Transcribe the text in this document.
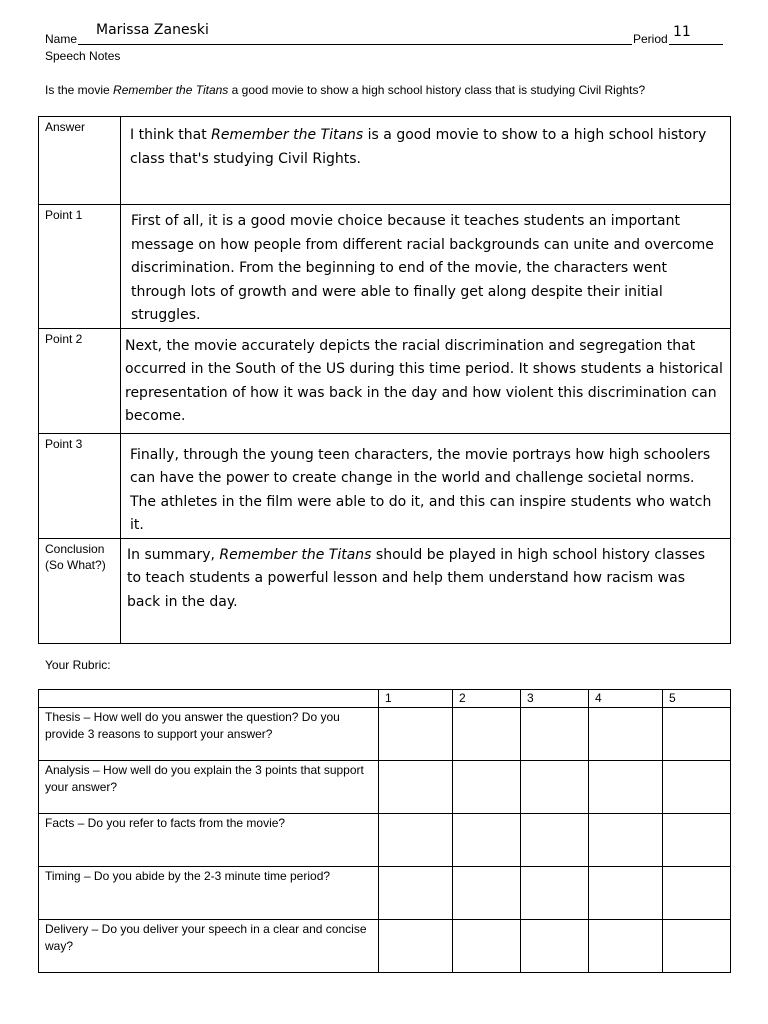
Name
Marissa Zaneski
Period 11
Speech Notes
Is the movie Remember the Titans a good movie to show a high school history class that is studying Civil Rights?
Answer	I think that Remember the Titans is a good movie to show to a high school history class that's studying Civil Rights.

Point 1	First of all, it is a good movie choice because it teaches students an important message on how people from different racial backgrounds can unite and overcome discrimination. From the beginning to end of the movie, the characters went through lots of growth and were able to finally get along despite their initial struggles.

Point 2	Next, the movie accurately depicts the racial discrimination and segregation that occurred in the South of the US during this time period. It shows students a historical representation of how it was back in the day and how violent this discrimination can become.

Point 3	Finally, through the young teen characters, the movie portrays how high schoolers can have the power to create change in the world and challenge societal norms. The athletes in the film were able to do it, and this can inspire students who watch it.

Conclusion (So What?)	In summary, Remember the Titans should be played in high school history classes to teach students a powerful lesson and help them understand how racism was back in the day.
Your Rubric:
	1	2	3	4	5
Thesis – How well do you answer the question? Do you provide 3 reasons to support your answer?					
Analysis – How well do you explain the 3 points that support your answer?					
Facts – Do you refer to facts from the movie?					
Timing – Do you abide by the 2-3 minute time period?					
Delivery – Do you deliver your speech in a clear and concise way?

————————

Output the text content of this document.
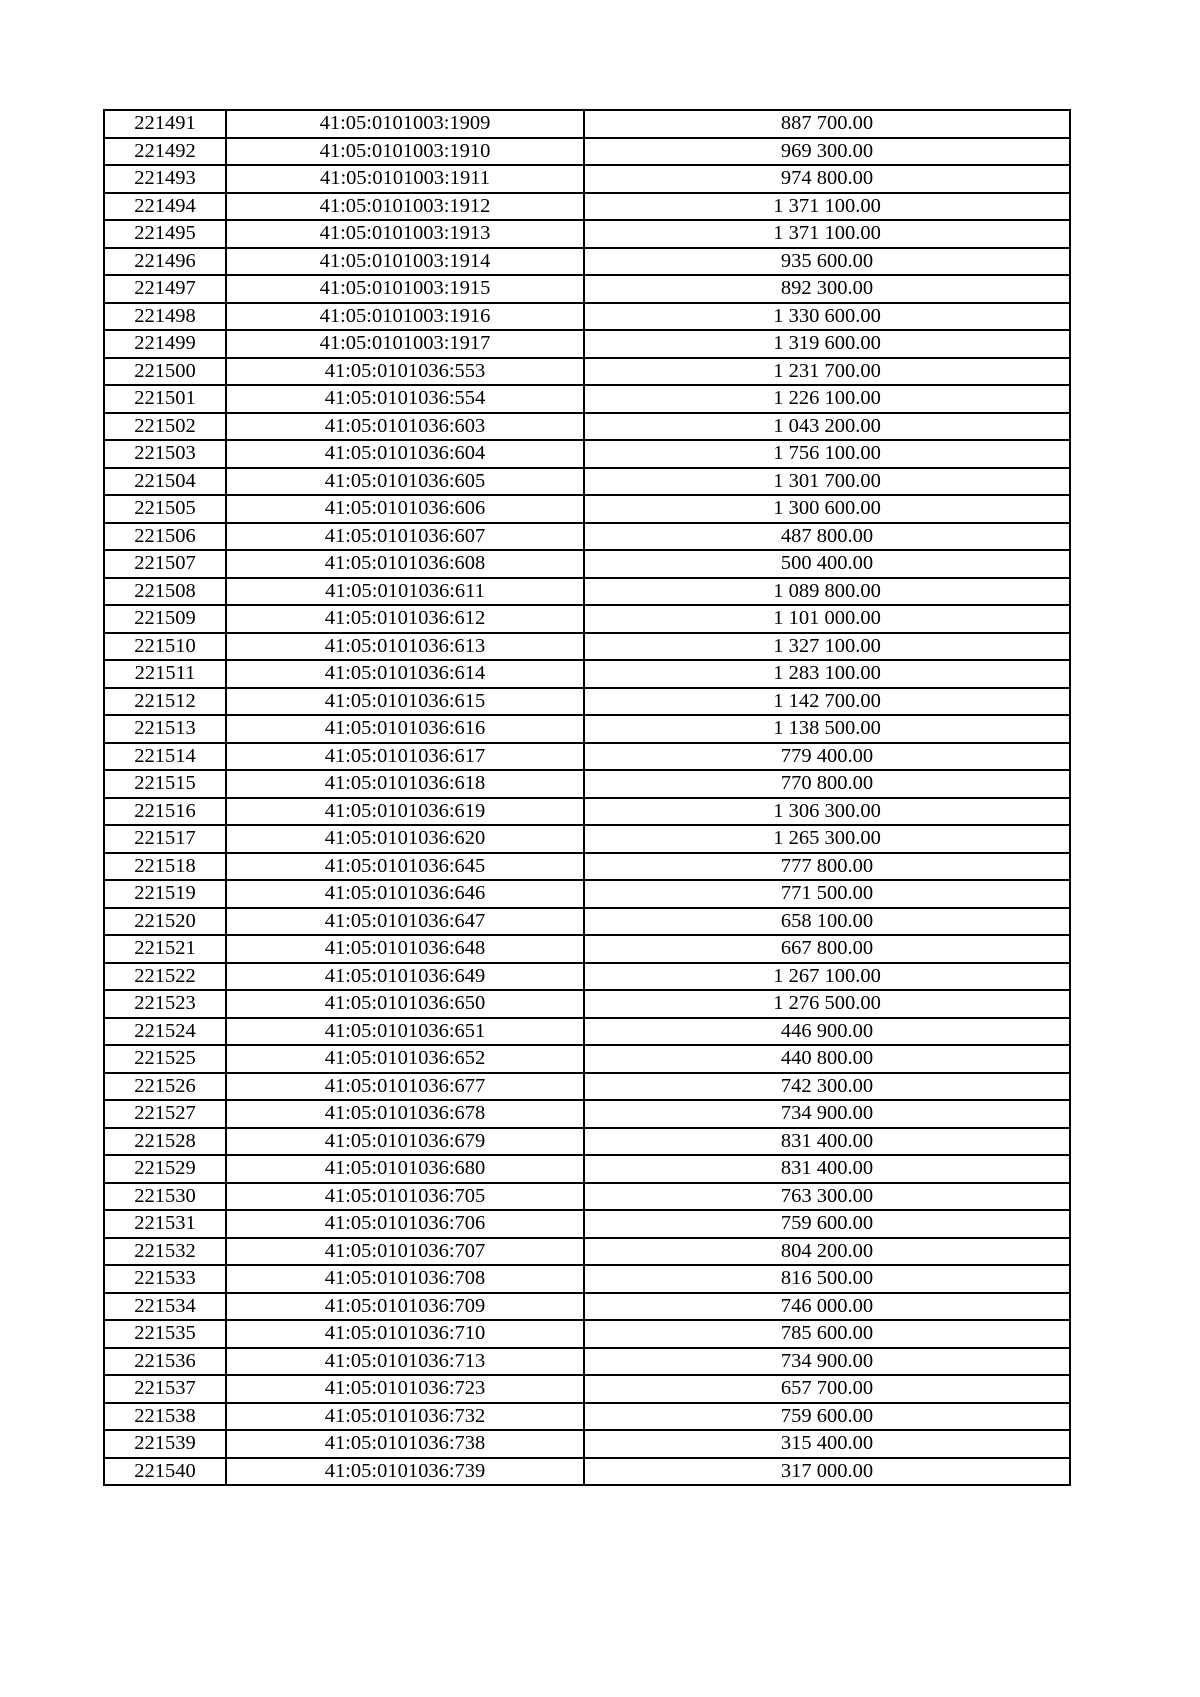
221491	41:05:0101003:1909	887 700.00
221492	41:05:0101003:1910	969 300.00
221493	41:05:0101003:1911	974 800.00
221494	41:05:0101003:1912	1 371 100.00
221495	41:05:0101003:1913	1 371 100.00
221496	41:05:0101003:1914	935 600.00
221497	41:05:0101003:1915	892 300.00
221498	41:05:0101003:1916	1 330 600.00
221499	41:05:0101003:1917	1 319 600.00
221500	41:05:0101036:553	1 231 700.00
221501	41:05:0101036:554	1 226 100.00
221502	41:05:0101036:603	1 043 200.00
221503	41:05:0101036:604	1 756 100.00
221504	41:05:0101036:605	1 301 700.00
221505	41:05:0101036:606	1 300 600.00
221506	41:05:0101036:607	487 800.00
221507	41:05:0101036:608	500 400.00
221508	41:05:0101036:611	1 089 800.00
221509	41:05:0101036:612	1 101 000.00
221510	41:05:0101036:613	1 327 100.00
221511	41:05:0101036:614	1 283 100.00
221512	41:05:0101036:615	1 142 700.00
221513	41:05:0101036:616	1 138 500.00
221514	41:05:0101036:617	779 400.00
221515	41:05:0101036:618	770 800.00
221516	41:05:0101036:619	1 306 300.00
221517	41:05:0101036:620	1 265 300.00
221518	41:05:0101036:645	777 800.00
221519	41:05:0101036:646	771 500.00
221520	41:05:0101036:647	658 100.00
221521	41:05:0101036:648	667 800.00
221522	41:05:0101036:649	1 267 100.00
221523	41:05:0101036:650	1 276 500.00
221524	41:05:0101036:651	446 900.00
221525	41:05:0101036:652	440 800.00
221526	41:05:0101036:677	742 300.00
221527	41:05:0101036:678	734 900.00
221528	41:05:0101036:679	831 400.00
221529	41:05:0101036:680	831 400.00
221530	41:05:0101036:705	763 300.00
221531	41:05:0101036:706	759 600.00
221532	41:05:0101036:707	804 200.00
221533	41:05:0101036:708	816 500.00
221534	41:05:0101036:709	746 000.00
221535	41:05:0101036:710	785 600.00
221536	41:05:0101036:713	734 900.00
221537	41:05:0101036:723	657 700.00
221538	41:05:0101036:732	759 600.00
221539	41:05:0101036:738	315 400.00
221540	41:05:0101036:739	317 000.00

————————

# TASK
Read the data above. Pull out each line in which the string "well" appears.

# FINISHED ANSWER
Thesis – How well do you answer the question? Do you provide 3 reasons to support your answer?					
Analysis – How well do you explain the 3 points that support your answer?					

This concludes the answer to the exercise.